##### Extract

Re: [PATCH 03/12] __wr_after_init: generic functionality
From: Matthew Wilcox
Date: Fri Dec 21 2018 - 14:43:59 EST
On Fri, Dec 21, 2018 at 09:07:54PM +0200, Igor Stoppa wrote:
> On 21/12/2018 20:41, Matthew Wilcox wrote:
> > On Fri, Dec 21, 2018 at 08:14:14PM +0200, Igor Stoppa wrote:
> > > +static inline int memtst(void *p, int c, __kernel_size_t len)
> >
> > I don't understand why you're verifying that writes actually happen
> > in production code. Sure, write lib/test_wrmem.c or something, but
> > verifying every single rare write seems like a mistake to me.
>
> This is actually something I wrote more as a stop-gap.
> I have the feeling there should be already something similar available.
> And probably I could not find it. Unless it's so trivial that it doesn't
> deserve to become a function?
>
> But if there is really no existing alternative, I can put it in a separate
> file.

##########

### The request
Answer these from the patch discussion above:
(a) What is the name of the static inline function quoted from the patch?
(b) Which file name does Matthew Wilcox suggest writing for the test?
(c) What does Igor Stoppa say he can do if there is no existing alternative?

##### Extracted material

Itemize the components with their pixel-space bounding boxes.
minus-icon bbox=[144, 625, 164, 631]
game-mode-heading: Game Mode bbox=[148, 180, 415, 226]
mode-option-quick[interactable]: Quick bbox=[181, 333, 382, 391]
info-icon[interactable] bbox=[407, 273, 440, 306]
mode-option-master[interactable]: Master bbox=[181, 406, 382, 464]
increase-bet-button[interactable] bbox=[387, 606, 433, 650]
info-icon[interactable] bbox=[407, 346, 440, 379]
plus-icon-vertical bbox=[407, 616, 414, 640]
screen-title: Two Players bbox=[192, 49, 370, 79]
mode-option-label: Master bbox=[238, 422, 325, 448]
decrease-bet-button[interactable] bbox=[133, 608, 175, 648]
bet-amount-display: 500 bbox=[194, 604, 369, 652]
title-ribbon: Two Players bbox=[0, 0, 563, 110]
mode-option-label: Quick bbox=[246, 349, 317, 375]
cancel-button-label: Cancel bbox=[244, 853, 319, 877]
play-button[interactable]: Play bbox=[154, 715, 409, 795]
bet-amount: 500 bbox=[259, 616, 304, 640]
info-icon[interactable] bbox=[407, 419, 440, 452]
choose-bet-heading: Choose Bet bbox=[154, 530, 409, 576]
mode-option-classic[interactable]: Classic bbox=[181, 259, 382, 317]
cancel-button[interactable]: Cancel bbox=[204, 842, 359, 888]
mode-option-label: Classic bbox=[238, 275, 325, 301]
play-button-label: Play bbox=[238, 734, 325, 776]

##########

### Answer for this exercise
(a) memtst
(b) lib/test_wrmem.c
(c) Put it in a separate file.